Filter the entries that follow, copying every line in which the word "chocolate" appears.

The data ▸
_ _ _ _ _ _ _
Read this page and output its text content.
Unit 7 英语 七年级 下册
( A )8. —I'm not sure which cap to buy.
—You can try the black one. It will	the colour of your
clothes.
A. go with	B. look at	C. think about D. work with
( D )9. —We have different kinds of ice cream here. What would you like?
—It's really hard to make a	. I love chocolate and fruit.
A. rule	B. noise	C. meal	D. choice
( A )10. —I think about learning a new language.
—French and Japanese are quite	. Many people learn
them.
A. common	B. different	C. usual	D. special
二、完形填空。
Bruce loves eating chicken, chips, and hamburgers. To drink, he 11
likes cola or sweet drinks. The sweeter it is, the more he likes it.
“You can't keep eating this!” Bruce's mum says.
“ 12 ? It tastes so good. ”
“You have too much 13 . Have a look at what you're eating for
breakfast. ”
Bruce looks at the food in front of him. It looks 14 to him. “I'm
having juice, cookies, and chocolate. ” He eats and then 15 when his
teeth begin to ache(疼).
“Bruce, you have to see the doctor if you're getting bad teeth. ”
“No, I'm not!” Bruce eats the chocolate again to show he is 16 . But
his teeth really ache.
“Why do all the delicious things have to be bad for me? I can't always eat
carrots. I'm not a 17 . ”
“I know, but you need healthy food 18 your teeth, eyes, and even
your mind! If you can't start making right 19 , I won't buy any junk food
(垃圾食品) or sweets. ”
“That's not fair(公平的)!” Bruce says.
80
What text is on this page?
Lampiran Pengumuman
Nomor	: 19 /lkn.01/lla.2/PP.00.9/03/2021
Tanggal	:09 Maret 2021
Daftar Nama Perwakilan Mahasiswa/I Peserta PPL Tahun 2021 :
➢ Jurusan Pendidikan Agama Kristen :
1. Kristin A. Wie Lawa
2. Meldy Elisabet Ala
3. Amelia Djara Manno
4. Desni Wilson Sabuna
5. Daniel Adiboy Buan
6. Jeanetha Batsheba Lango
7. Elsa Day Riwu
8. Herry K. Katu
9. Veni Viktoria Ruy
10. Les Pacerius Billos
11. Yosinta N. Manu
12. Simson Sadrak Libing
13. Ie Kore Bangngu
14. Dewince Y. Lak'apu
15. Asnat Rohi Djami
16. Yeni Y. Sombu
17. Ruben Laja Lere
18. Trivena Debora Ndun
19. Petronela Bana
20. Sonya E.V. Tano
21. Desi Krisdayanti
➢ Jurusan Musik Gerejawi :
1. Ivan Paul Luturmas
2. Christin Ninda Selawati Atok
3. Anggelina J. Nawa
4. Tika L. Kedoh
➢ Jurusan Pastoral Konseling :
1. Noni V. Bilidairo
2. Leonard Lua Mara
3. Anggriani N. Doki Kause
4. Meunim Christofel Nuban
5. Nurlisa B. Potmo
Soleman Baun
_ _ _ _ _ _ _
Task output ▸
—It's really hard to make a	. I love chocolate and fruit.
having juice, cookies, and chocolate. ” He eats and then 15 when his
“No, I'm not!” Bruce eats the chocolate again to show he is 16 . But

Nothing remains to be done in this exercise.